## BEGIN
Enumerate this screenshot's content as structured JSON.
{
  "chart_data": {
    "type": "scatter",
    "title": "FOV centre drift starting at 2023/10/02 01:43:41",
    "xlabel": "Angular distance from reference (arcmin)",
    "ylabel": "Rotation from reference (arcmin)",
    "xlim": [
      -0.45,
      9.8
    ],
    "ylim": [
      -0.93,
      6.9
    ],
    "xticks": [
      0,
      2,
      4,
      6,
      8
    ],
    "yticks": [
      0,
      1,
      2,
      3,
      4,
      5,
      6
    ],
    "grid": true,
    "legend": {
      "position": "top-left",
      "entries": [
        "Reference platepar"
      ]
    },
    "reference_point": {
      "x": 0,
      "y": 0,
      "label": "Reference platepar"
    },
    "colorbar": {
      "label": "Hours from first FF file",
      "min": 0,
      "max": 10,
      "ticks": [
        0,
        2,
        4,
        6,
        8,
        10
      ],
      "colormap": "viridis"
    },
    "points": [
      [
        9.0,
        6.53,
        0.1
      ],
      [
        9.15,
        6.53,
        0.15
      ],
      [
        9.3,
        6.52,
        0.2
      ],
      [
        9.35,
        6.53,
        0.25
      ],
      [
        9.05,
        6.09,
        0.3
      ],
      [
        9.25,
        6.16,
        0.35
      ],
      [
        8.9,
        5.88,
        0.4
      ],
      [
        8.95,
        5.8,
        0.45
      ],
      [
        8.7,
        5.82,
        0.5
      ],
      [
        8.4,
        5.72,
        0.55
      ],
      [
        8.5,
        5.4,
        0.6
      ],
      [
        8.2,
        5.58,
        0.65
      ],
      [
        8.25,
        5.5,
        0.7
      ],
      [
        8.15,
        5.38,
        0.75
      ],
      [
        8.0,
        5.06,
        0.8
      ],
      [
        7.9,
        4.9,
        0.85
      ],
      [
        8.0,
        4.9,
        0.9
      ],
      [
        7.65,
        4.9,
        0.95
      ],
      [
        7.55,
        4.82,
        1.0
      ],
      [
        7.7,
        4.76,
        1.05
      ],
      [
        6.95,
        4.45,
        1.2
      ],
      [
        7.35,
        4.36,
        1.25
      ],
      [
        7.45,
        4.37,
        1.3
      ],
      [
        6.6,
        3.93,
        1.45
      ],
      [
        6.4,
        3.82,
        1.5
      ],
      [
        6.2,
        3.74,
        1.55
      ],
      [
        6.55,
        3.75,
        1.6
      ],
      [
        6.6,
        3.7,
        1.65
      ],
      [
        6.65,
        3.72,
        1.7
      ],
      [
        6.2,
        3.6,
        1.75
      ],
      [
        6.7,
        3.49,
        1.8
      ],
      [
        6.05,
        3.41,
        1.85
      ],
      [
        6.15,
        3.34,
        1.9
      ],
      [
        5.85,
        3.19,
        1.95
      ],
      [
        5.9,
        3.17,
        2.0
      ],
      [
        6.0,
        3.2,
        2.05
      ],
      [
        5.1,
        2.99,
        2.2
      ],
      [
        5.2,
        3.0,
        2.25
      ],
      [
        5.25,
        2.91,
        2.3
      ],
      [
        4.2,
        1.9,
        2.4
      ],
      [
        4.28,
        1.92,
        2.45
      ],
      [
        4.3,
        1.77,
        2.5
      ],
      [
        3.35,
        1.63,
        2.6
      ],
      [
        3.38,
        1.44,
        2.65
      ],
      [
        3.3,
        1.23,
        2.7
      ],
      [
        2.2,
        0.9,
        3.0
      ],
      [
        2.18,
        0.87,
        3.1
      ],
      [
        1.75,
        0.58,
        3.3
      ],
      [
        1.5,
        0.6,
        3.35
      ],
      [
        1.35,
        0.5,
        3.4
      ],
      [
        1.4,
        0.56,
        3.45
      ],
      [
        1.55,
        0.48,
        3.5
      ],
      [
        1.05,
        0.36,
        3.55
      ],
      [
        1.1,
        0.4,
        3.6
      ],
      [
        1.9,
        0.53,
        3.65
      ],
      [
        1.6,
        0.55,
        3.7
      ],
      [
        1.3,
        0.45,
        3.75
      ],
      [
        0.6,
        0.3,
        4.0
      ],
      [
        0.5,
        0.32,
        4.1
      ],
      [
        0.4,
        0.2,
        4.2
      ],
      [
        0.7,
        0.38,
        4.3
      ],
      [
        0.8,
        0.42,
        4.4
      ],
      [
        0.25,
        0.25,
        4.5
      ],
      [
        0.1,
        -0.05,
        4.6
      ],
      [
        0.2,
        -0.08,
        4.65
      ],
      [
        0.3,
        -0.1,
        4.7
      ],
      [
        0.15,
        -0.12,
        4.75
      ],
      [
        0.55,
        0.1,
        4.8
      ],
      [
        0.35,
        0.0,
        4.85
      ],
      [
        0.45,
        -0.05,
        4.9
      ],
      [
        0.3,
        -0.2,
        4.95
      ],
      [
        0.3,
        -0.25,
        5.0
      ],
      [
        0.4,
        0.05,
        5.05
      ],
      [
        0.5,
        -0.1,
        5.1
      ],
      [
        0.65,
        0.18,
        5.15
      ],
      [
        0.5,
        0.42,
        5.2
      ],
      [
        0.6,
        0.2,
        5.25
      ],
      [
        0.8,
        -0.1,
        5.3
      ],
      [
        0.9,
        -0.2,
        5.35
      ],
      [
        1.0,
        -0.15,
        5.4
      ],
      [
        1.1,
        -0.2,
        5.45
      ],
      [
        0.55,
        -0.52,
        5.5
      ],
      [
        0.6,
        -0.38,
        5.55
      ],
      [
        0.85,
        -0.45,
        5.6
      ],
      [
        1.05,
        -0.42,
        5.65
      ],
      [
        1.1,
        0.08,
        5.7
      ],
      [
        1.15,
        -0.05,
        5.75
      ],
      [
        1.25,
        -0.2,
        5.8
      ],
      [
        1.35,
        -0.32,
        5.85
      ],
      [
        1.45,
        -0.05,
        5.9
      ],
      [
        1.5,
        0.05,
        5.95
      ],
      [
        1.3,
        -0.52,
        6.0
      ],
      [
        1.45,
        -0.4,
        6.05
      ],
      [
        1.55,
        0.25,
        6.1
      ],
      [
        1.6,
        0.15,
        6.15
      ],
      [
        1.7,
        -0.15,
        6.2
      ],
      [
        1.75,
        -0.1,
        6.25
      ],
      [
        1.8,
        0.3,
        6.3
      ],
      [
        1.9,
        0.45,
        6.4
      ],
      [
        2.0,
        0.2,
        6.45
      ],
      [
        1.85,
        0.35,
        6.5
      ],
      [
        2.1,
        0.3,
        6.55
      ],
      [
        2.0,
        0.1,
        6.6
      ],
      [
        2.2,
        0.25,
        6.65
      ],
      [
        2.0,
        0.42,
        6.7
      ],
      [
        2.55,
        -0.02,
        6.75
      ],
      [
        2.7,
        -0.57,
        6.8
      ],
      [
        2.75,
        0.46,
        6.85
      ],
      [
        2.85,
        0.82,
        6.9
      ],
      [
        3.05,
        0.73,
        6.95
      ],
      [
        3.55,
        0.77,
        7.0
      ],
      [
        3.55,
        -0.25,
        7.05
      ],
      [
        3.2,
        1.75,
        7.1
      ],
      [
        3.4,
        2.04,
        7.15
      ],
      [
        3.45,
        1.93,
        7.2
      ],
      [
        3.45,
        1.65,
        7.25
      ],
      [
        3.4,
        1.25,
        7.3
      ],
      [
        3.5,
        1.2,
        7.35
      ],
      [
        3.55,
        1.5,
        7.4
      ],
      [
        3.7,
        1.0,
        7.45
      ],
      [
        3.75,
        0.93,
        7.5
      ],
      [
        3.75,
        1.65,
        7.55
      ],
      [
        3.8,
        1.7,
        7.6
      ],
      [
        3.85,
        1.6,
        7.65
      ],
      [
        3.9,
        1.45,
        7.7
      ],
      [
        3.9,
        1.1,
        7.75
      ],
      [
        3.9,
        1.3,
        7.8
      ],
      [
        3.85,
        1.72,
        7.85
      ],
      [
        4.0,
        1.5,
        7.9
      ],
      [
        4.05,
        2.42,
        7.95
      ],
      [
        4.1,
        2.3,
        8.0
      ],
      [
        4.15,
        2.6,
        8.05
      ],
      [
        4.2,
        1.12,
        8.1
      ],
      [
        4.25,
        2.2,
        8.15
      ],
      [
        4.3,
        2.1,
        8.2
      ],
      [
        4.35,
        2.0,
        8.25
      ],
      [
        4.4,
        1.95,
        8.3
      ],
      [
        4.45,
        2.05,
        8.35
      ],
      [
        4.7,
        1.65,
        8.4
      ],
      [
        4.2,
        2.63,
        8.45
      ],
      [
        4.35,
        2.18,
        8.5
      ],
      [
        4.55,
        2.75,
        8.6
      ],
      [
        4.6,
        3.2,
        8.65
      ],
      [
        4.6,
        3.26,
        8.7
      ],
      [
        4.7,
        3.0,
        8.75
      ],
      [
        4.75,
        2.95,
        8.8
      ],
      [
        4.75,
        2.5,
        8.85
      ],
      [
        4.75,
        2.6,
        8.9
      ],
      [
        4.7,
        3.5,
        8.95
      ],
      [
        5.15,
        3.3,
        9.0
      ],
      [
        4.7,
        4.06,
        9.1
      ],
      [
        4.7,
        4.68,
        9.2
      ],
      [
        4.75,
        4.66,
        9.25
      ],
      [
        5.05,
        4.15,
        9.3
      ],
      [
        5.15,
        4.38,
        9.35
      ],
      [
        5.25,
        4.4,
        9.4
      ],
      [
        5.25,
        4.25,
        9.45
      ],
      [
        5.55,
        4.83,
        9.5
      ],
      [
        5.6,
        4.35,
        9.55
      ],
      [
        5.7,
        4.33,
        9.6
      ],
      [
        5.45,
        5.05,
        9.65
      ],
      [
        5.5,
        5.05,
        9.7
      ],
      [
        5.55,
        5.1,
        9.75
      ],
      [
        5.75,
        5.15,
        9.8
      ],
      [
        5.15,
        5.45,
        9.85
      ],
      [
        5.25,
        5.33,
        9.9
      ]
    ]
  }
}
## END
Exercise task - Say how many lines in the entries contain the string "arcmin", and leave out everything else.

Completed exercise - 2